Stated task — Each record below should appear again exactly as written.

Given entries —
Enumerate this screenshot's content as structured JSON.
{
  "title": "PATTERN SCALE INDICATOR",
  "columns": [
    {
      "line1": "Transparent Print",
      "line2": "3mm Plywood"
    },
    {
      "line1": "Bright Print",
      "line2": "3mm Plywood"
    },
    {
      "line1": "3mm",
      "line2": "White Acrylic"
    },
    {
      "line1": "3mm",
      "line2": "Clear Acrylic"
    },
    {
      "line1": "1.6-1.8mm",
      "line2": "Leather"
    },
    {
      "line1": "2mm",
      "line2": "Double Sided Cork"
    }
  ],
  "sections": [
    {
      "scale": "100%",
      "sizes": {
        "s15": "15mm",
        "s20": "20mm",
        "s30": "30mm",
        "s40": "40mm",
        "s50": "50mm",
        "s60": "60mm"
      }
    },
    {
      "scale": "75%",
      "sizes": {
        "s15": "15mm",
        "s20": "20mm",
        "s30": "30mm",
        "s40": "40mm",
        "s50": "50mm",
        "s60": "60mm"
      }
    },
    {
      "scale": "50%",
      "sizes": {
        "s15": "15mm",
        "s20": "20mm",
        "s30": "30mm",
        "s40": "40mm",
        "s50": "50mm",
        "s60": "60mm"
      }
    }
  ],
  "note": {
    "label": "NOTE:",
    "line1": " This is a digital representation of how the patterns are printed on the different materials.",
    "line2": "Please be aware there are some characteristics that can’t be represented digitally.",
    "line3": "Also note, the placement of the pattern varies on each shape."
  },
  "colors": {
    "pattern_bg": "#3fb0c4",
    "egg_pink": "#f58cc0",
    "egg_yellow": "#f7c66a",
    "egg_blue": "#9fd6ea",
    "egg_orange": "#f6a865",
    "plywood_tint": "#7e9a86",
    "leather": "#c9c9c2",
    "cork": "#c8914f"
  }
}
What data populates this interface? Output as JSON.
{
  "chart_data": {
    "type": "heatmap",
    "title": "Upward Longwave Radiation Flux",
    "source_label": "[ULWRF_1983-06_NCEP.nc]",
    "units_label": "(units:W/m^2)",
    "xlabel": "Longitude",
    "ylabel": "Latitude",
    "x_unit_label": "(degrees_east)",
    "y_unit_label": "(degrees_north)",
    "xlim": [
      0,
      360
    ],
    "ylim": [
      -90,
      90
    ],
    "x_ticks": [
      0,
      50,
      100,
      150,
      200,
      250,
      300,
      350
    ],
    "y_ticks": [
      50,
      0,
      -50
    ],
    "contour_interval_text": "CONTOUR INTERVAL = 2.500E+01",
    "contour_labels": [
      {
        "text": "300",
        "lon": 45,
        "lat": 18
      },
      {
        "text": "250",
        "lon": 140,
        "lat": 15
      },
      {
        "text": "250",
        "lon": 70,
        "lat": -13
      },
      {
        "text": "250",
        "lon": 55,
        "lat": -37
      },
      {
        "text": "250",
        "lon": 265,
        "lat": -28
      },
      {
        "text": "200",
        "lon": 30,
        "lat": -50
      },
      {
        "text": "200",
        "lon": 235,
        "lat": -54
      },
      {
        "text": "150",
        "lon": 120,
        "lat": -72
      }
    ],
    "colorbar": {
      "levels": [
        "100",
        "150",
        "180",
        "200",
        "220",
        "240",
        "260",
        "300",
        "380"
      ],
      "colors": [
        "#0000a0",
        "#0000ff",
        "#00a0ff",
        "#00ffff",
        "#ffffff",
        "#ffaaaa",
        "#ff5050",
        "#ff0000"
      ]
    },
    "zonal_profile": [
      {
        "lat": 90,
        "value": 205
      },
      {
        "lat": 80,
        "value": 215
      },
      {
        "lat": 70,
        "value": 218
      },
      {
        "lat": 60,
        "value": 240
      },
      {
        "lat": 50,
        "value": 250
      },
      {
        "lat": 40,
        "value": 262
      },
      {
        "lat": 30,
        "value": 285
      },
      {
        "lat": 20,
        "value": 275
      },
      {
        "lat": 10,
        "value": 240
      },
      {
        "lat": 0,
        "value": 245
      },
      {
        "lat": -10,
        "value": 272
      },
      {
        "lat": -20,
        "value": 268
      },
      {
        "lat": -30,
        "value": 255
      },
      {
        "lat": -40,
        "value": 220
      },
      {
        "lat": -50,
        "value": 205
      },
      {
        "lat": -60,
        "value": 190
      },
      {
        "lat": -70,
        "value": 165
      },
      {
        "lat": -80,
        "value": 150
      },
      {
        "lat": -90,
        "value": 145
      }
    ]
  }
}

Exercise response —
Enumerate this screenshot's content as structured JSON.
{
  "title": "PATTERN SCALE INDICATOR",
  "columns": [
    {
      "line1": "Transparent Print",
      "line2": "3mm Plywood"
    },
    {
      "line1": "Bright Print",
      "line2": "3mm Plywood"
    },
    {
      "line1": "3mm",
      "line2": "White Acrylic"
    },
    {
      "line1": "3mm",
      "line2": "Clear Acrylic"
    },
    {
      "line1": "1.6-1.8mm",
      "line2": "Leather"
    },
    {
      "line1": "2mm",
      "line2": "Double Sided Cork"
    }
  ],
  "sections": [
    {
      "scale": "100%",
      "sizes": {
        "s15": "15mm",
        "s20": "20mm",
        "s30": "30mm",
        "s40": "40mm",
        "s50": "50mm",
        "s60": "60mm"
      }
    },
    {
      "scale": "75%",
      "sizes": {
        "s15": "15mm",
        "s20": "20mm",
        "s30": "30mm",
        "s40": "40mm",
        "s50": "50mm",
        "s60": "60mm"
      }
    },
    {
      "scale": "50%",
      "sizes": {
        "s15": "15mm",
        "s20": "20mm",
        "s30": "30mm",
        "s40": "40mm",
        "s50": "50mm",
        "s60": "60mm"
      }
    }
  ],
  "note": {
    "label": "NOTE:",
    "line1": " This is a digital representation of how the patterns are printed on the different materials.",
    "line2": "Please be aware there are some characteristics that can’t be represented digitally.",
    "line3": "Also note, the placement of the pattern varies on each shape."
  },
  "colors": {
    "pattern_bg": "#3fb0c4",
    "egg_pink": "#f58cc0",
    "egg_yellow": "#f7c66a",
    "egg_blue": "#9fd6ea",
    "egg_orange": "#f6a865",
    "plywood_tint": "#7e9a86",
    "leather": "#c9c9c2",
    "cork": "#c8914f"
  }
}
What data populates this interface? Output as JSON.
{
  "chart_data": {
    "type": "heatmap",
    "title": "Upward Longwave Radiation Flux",
    "source_label": "[ULWRF_1983-06_NCEP.nc]",
    "units_label": "(units:W/m^2)",
    "xlabel": "Longitude",
    "ylabel": "Latitude",
    "x_unit_label": "(degrees_east)",
    "y_unit_label": "(degrees_north)",
    "xlim": [
      0,
      360
    ],
    "ylim": [
      -90,
      90
    ],
    "x_ticks": [
      0,
      50,
      100,
      150,
      200,
      250,
      300,
      350
    ],
    "y_ticks": [
      50,
      0,
      -50
    ],
    "contour_interval_text": "CONTOUR INTERVAL = 2.500E+01",
    "contour_labels": [
      {
        "text": "300",
        "lon": 45,
        "lat": 18
      },
      {
        "text": "250",
        "lon": 140,
        "lat": 15
      },
      {
        "text": "250",
        "lon": 70,
        "lat": -13
      },
      {
        "text": "250",
        "lon": 55,
        "lat": -37
      },
      {
        "text": "250",
        "lon": 265,
        "lat": -28
      },
      {
        "text": "200",
        "lon": 30,
        "lat": -50
      },
      {
        "text": "200",
        "lon": 235,
        "lat": -54
      },
      {
        "text": "150",
        "lon": 120,
        "lat": -72
      }
    ],
    "colorbar": {
      "levels": [
        "100",
        "150",
        "180",
        "200",
        "220",
        "240",
        "260",
        "300",
        "380"
      ],
      "colors": [
        "#0000a0",
        "#0000ff",
        "#00a0ff",
        "#00ffff",
        "#ffffff",
        "#ffaaaa",
        "#ff5050",
        "#ff0000"
      ]
    },
    "zonal_profile": [
      {
        "lat": 90,
        "value": 205
      },
      {
        "lat": 80,
        "value": 215
      },
      {
        "lat": 70,
        "value": 218
      },
      {
        "lat": 60,
        "value": 240
      },
      {
        "lat": 50,
        "value": 250
      },
      {
        "lat": 40,
        "value": 262
      },
      {
        "lat": 30,
        "value": 285
      },
      {
        "lat": 20,
        "value": 275
      },
      {
        "lat": 10,
        "value": 240
      },
      {
        "lat": 0,
        "value": 245
      },
      {
        "lat": -10,
        "value": 272
      },
      {
        "lat": -20,
        "value": 268
      },
      {
        "lat": -30,
        "value": 255
      },
      {
        "lat": -40,
        "value": 220
      },
      {
        "lat": -50,
        "value": 205
      },
      {
        "lat": -60,
        "value": 190
      },
      {
        "lat": -70,
        "value": 165
      },
      {
        "lat": -80,
        "value": 150
      },
      {
        "lat": -90,
        "value": 145
      }
    ]
  }
}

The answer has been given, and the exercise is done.